··· Data shown ···

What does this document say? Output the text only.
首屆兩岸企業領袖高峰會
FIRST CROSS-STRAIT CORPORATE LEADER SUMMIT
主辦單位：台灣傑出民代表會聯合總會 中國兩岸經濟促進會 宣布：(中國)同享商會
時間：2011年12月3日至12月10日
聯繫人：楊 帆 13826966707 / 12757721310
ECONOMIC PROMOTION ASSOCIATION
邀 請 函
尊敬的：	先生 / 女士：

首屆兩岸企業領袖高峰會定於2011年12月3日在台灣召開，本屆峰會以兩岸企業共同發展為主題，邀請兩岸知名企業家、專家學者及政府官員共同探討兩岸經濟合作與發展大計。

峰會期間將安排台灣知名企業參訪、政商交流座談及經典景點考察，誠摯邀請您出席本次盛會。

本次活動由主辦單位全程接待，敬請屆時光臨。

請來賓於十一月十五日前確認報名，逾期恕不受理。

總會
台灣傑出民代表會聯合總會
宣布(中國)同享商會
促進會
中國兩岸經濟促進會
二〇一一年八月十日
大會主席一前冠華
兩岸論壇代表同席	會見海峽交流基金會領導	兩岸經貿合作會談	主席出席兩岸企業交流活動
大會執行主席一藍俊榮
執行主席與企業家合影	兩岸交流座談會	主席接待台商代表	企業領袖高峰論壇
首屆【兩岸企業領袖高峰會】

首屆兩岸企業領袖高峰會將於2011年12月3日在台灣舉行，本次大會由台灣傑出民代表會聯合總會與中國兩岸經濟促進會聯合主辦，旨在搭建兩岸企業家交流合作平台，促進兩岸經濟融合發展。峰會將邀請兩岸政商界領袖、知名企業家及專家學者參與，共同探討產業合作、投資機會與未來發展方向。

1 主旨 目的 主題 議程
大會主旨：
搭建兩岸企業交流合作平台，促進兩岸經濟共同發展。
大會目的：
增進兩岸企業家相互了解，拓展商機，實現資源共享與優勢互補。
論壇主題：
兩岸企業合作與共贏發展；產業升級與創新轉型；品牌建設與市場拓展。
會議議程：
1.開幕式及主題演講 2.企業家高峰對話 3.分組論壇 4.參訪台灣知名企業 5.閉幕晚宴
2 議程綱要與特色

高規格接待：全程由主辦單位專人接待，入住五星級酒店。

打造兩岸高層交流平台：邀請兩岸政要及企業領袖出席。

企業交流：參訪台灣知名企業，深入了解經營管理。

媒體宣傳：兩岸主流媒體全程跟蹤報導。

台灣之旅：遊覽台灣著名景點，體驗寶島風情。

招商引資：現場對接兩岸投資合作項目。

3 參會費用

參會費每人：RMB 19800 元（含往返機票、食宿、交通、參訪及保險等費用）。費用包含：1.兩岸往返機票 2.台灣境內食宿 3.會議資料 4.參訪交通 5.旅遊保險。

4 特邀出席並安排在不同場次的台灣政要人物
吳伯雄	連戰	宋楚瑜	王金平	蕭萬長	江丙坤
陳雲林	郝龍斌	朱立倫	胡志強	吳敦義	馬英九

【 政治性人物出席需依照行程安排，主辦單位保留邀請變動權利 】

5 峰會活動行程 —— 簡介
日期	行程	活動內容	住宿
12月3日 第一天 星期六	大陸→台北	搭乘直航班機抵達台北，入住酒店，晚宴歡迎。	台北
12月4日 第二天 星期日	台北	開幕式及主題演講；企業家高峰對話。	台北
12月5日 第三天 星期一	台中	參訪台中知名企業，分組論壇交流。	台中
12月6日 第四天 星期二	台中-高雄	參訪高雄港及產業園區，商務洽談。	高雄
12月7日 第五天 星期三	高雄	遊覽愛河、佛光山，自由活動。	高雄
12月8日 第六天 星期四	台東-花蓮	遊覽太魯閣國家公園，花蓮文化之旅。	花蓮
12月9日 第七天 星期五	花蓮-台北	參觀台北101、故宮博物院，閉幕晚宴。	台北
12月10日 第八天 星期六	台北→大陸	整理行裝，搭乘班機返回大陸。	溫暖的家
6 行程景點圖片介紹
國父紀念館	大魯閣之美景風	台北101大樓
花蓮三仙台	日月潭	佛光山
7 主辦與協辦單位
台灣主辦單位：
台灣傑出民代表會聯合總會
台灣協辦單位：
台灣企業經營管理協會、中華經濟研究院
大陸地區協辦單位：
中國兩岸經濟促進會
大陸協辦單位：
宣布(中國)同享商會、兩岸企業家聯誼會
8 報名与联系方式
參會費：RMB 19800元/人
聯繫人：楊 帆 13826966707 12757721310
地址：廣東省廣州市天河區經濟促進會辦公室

···

Determine the number of lines in the records that include the string "閉幕晚宴", and respond with that number only.

_Output_
2